## START Provided information

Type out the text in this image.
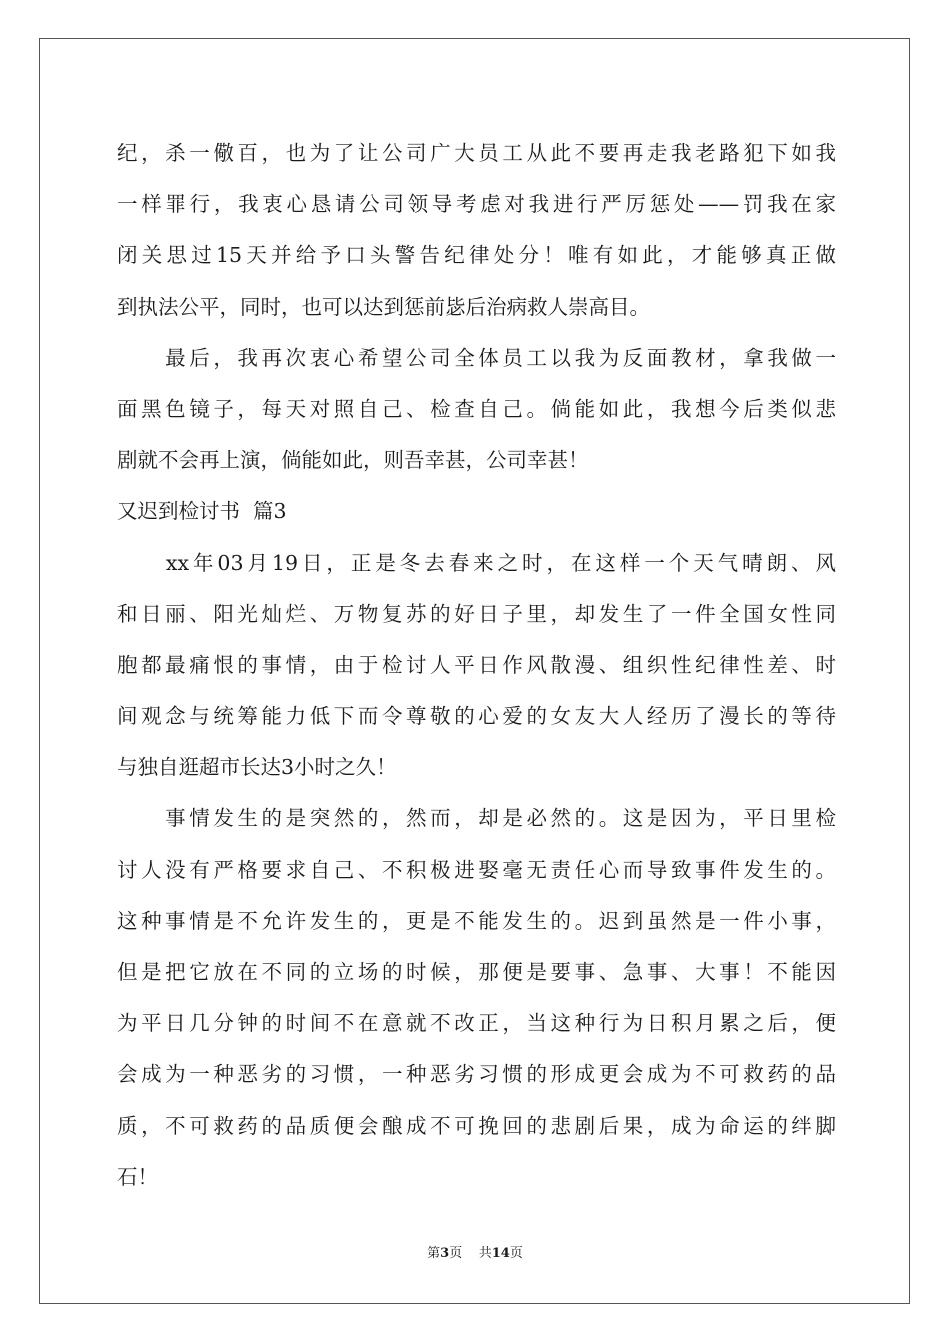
纪，杀一儆百，也为了让公司广大员工从此不要再走我老路犯下如我
一样罪行，我衷心恳请公司领导考虑对我进行严厉惩处——罚我在家
闭关思过15天并给予口头警告纪律处分！唯有如此，才能够真正做
到执法公平，同时，也可以达到惩前毖后治病救人崇高目。
　　最后，我再次衷心希望公司全体员工以我为反面教材，拿我做一
面黑色镜子，每天对照自己、检查自己。倘能如此，我想今后类似悲
剧就不会再上演，倘能如此，则吾幸甚，公司幸甚！
又迟到检讨书  篇3
　　xx年03月19日，正是冬去春来之时，在这样一个天气晴朗、风
和日丽、阳光灿烂、万物复苏的好日子里，却发生了一件全国女性同
胞都最痛恨的事情，由于检讨人平日作风散漫、组织性纪律性差、时
间观念与统筹能力低下而令尊敬的心爱的女友大人经历了漫长的等待
与独自逛超市长达3小时之久！
　　事情发生的是突然的，然而，却是必然的。这是因为，平日里检
讨人没有严格要求自己、不积极进娶毫无责任心而导致事件发生的。
这种事情是不允许发生的，更是不能发生的。迟到虽然是一件小事，
但是把它放在不同的立场的时候，那便是要事、急事、大事！不能因
为平日几分钟的时间不在意就不改正，当这种行为日积月累之后，便
会成为一种恶劣的习惯，一种恶劣习惯的形成更会成为不可救药的品
质，不可救药的品质便会酿成不可挽回的悲剧后果，成为命运的绊脚
石！
第3页 共14页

## END Provided information

• **Task directions**: Copy, from the material above, each line in which the string "倘能如此" occurs.

• **Output for this exercise**:
面黑色镜子，每天对照自己、检查自己。倘能如此，我想今后类似悲
剧就不会再上演，倘能如此，则吾幸甚，公司幸甚！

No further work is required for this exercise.